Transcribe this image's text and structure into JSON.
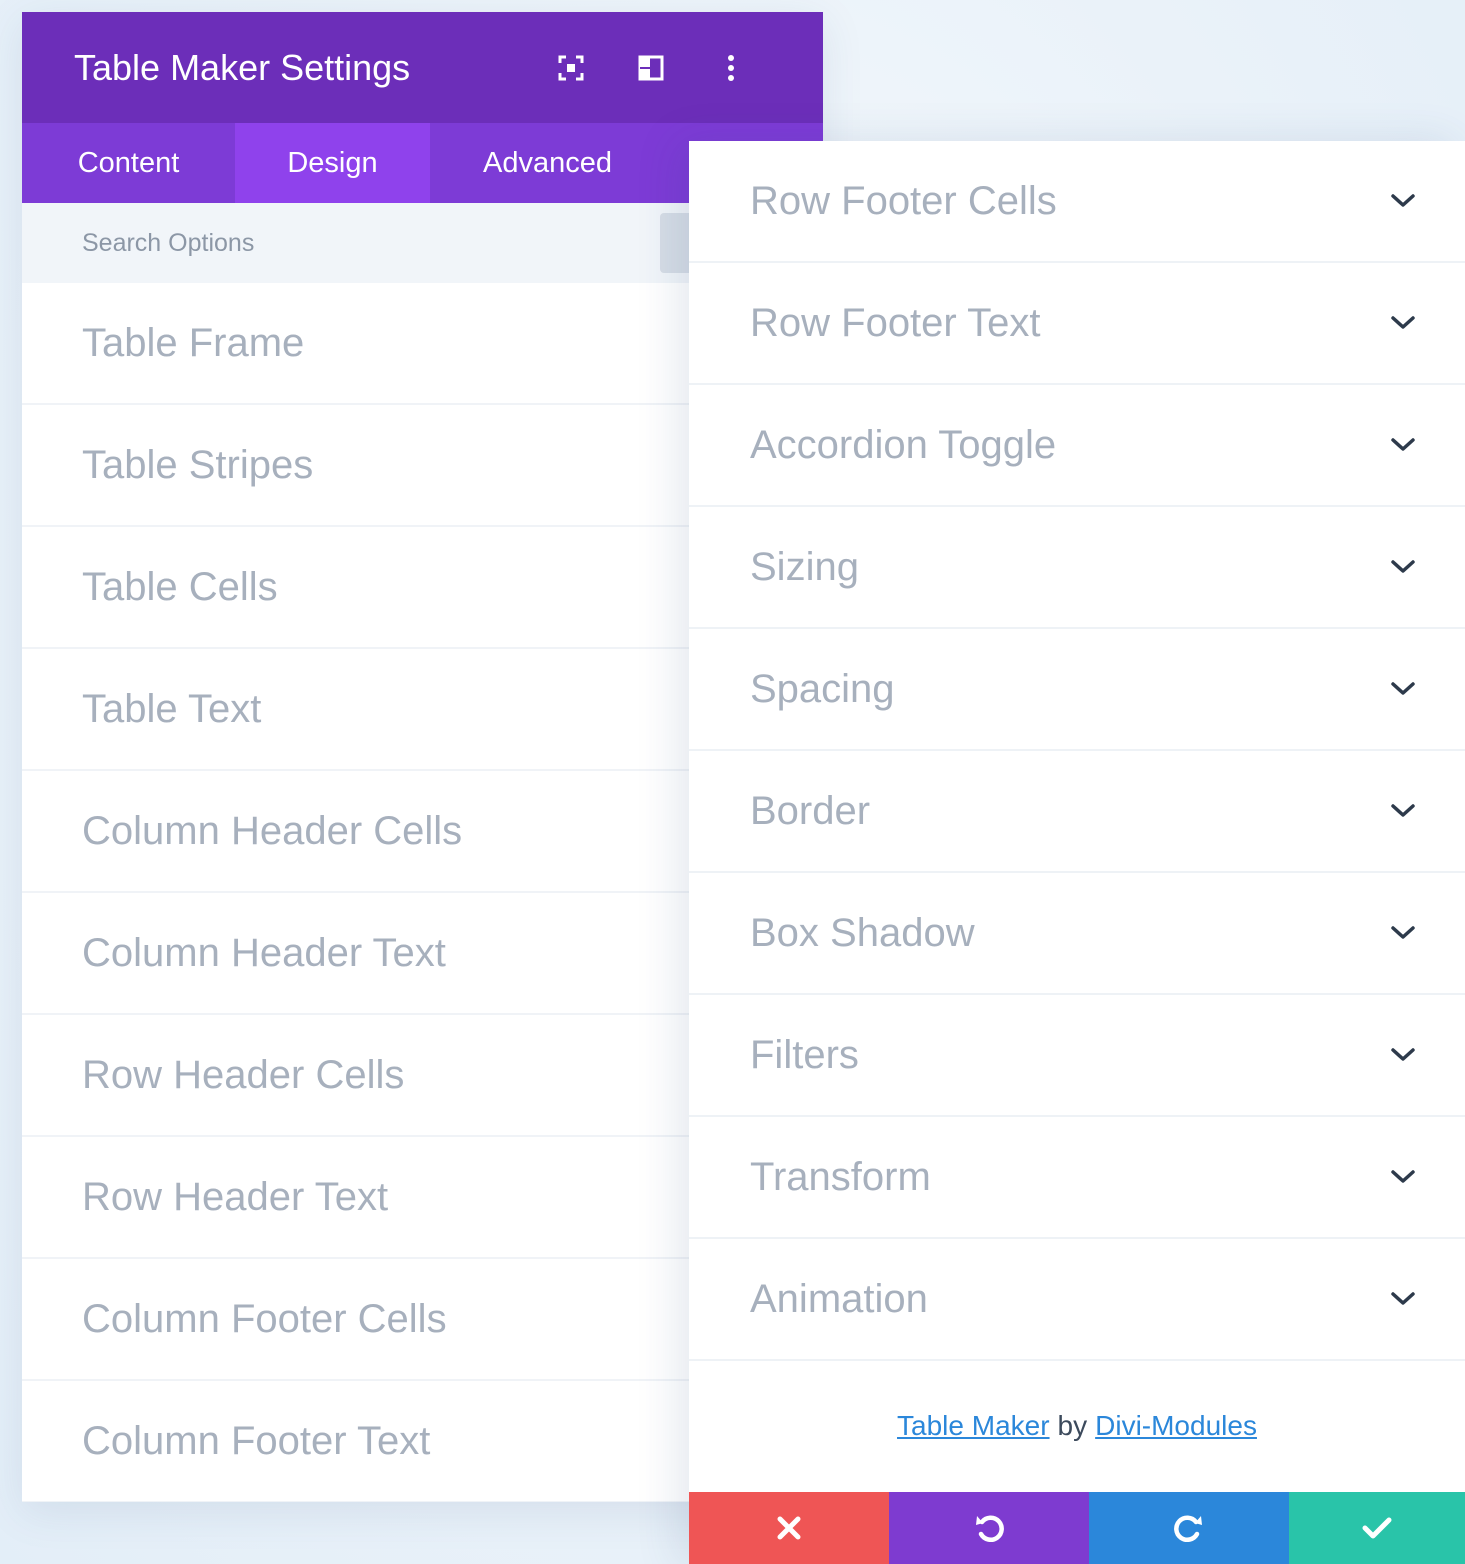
{
  "header": {
    "title": "Table Maker Settings",
    "icons": [
      "focus-icon",
      "split-view-icon",
      "more-options-icon"
    ]
  },
  "tabs": [
    {
      "label": "Content"
    },
    {
      "label": "Design",
      "active": true
    },
    {
      "label": "Advanced"
    }
  ],
  "search": {
    "placeholder": "Search Options"
  },
  "left_groups": [
    "Table Frame",
    "Table Stripes",
    "Table Cells",
    "Table Text",
    "Column Header Cells",
    "Column Header Text",
    "Row Header Cells",
    "Row Header Text",
    "Column Footer Cells",
    "Column Footer Text"
  ],
  "right_groups": [
    "Row Footer Cells",
    "Row Footer Text",
    "Accordion Toggle",
    "Sizing",
    "Spacing",
    "Border",
    "Box Shadow",
    "Filters",
    "Transform",
    "Animation"
  ],
  "credit": {
    "product": "Table Maker",
    "by": "by",
    "author": "Divi-Modules"
  },
  "actions": [
    "close-icon",
    "undo-icon",
    "redo-icon",
    "check-icon"
  ],
  "colors": {
    "header": "#6c2eb9",
    "tabs": "#7d3bd6",
    "tab_active": "#8f42ec",
    "cancel": "#ef5555",
    "undo": "#7e3bd0",
    "redo": "#2b87da",
    "save": "#29c4a9"
  }
}
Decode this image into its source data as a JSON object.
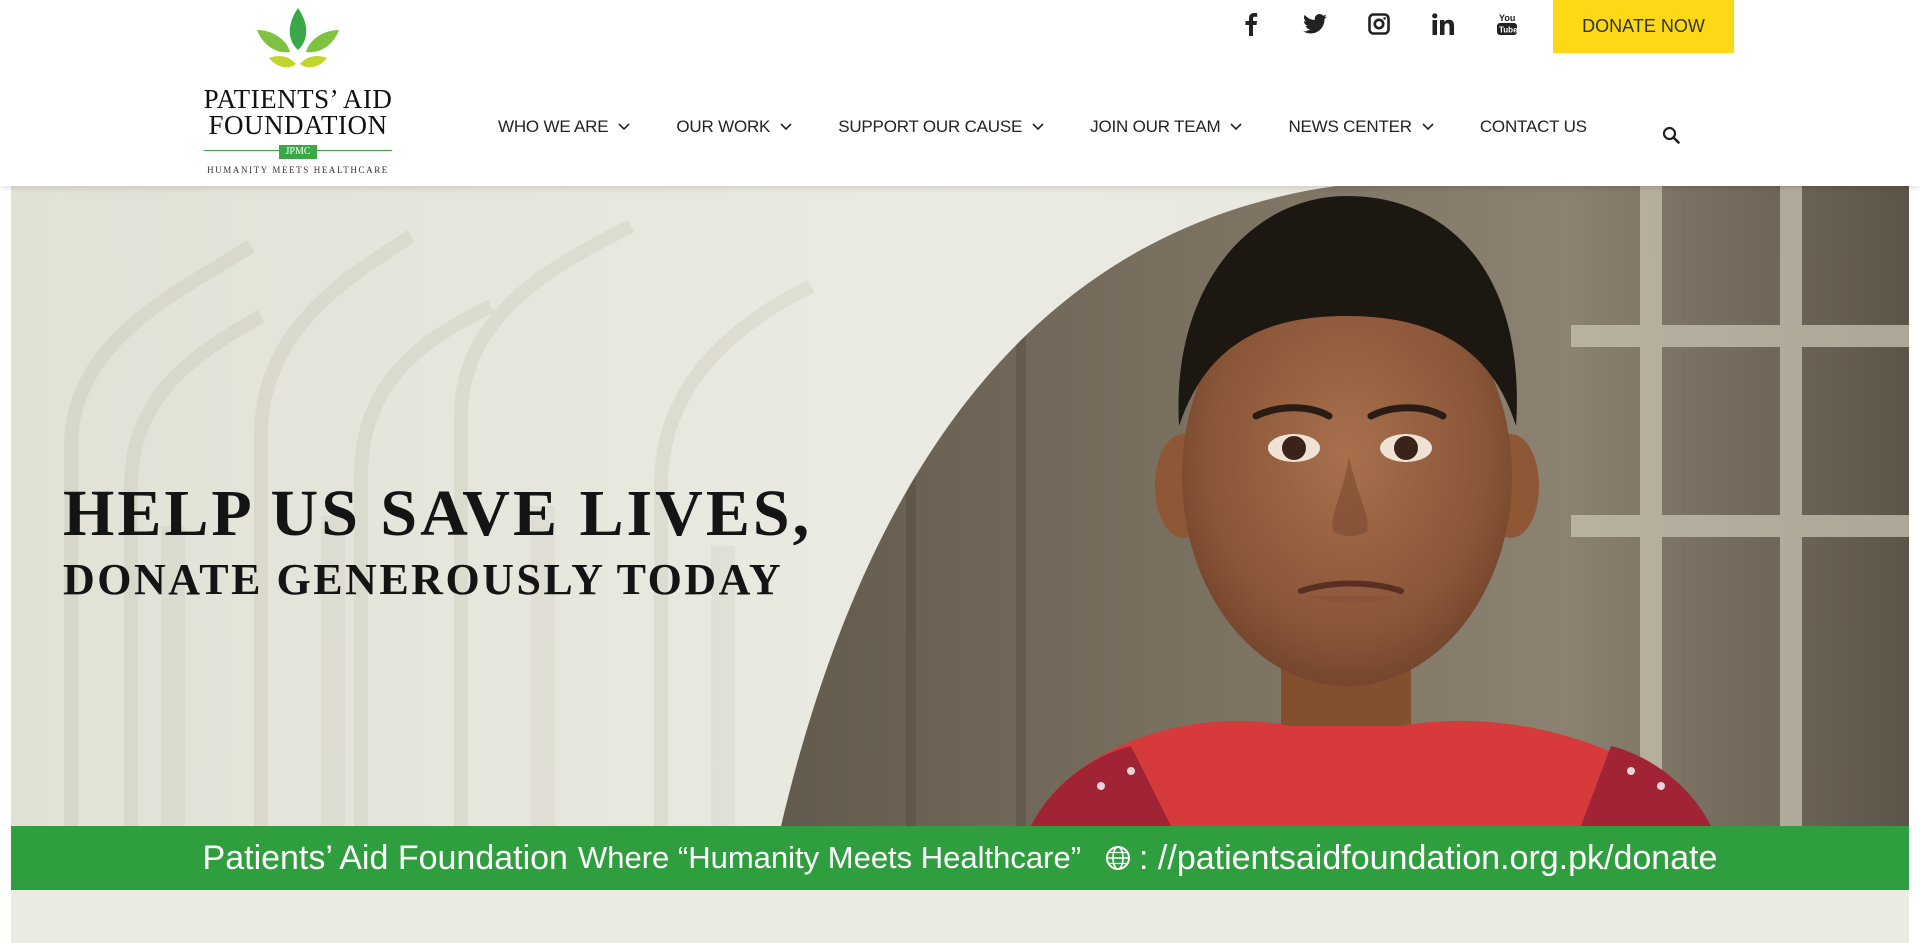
{
  "header": {
    "logo": {
      "name_line1": "PATIENTS’ AID",
      "name_line2": "FOUNDATION",
      "badge": "JPMC",
      "tagline": "HUMANITY MEETS HEALTHCARE"
    },
    "nav": [
      {
        "label": "WHO WE ARE",
        "has_dropdown": true
      },
      {
        "label": "OUR WORK",
        "has_dropdown": true
      },
      {
        "label": "SUPPORT OUR CAUSE",
        "has_dropdown": true
      },
      {
        "label": "JOIN OUR TEAM",
        "has_dropdown": true
      },
      {
        "label": "NEWS CENTER",
        "has_dropdown": true
      },
      {
        "label": "CONTACT US",
        "has_dropdown": false
      }
    ],
    "social_icons": [
      "facebook-icon",
      "twitter-icon",
      "instagram-icon",
      "linkedin-icon",
      "youtube-icon"
    ],
    "donate_label": "DONATE NOW",
    "search_icon": "search-icon"
  },
  "hero": {
    "headline_line1": "HELP US SAVE LIVES,",
    "headline_line2": "DONATE GENEROUSLY TODAY",
    "banner_part1": "Patients’ Aid Foundation",
    "banner_part2": "Where “Humanity Meets Healthcare”",
    "banner_url": ": //patientsaidfoundation.org.pk/donate"
  },
  "colors": {
    "donate_bg": "#fcd817",
    "banner_green": "#2f9e3f",
    "logo_green": "#3aa847",
    "nav_text": "#222222"
  }
}
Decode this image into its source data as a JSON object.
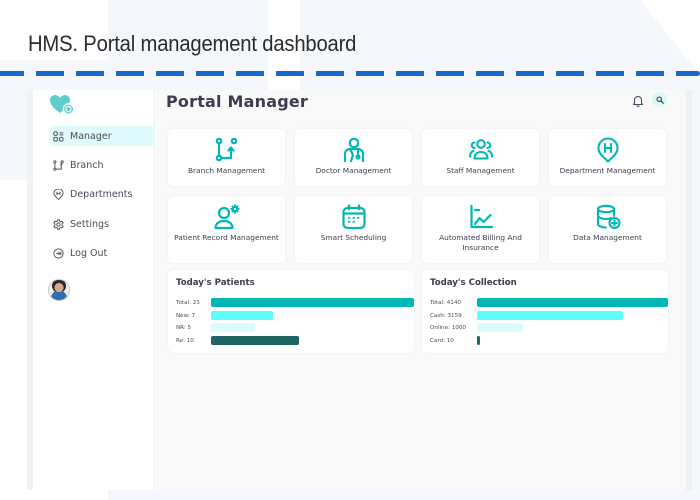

^^^^^^^^^^^^^^^^

» **WHAT THE EXERCISE ASKS**: Once the pictures are set aside, retype the rest of the listing exactly.

» **YOUR RESPONSE**:
Transcribe this image's text and structure into JSON.
{
  "header": {
    "title": "Table Maker Settings",
    "icons": [
      "focus-icon",
      "split-view-icon",
      "more-options-icon"
    ]
  },
  "tabs": [
    {
      "label": "Content"
    },
    {
      "label": "Design",
      "active": true
    },
    {
      "label": "Advanced"
    }
  ],
  "search": {
    "placeholder": "Search Options"
  },
  "left_groups": [
    "Table Frame",
    "Table Stripes",
    "Table Cells",
    "Table Text",
    "Column Header Cells",
    "Column Header Text",
    "Row Header Cells",
    "Row Header Text",
    "Column Footer Cells",
    "Column Footer Text"
  ],
  "right_groups": [
    "Row Footer Cells",
    "Row Footer Text",
    "Accordion Toggle",
    "Sizing",
    "Spacing",
    "Border",
    "Box Shadow",
    "Filters",
    "Transform",
    "Animation"
  ],
  "credit": {
    "product": "Table Maker",
    "by": "by",
    "author": "Divi-Modules"
  },
  "actions": [
    "close-icon",
    "undo-icon",
    "redo-icon",
    "check-icon"
  ],
  "colors": {
    "header": "#6c2eb9",
    "tabs": "#7d3bd6",
    "tab_active": "#8f42ec",
    "cancel": "#ef5555",
    "undo": "#7e3bd0",
    "redo": "#2b87da",
    "save": "#29c4a9"
  }
}
Decode this image into its source data as a JSON object.
{
  "header": {
    "logo": {
      "name_line1": "PATIENTS’ AID",
      "name_line2": "FOUNDATION",
      "badge": "JPMC",
      "tagline": "HUMANITY MEETS HEALTHCARE"
    },
    "nav": [
      {
        "label": "WHO WE ARE",
        "has_dropdown": true
      },
      {
        "label": "OUR WORK",
        "has_dropdown": true
      },
      {
        "label": "SUPPORT OUR CAUSE",
        "has_dropdown": true
      },
      {
        "label": "JOIN OUR TEAM",
        "has_dropdown": true
      },
      {
        "label": "NEWS CENTER",
        "has_dropdown": true
      },
      {
        "label": "CONTACT US",
        "has_dropdown": false
      }
    ],
    "social_icons": [
      "facebook-icon",
      "twitter-icon",
      "instagram-icon",
      "linkedin-icon",
      "youtube-icon"
    ],
    "donate_label": "DONATE NOW",
    "search_icon": "search-icon"
  },
  "hero": {
    "headline_line1": "HELP US SAVE LIVES,",
    "headline_line2": "DONATE GENEROUSLY TODAY",
    "banner_part1": "Patients’ Aid Foundation",
    "banner_part2": "Where “Humanity Meets Healthcare”",
    "banner_url": ": //patientsaidfoundation.org.pk/donate"
  },
  "colors": {
    "donate_bg": "#fcd817",
    "banner_green": "#2f9e3f",
    "logo_green": "#3aa847",
    "nav_text": "#222222"
  }
}
Decode this image into its source data as a JSON object.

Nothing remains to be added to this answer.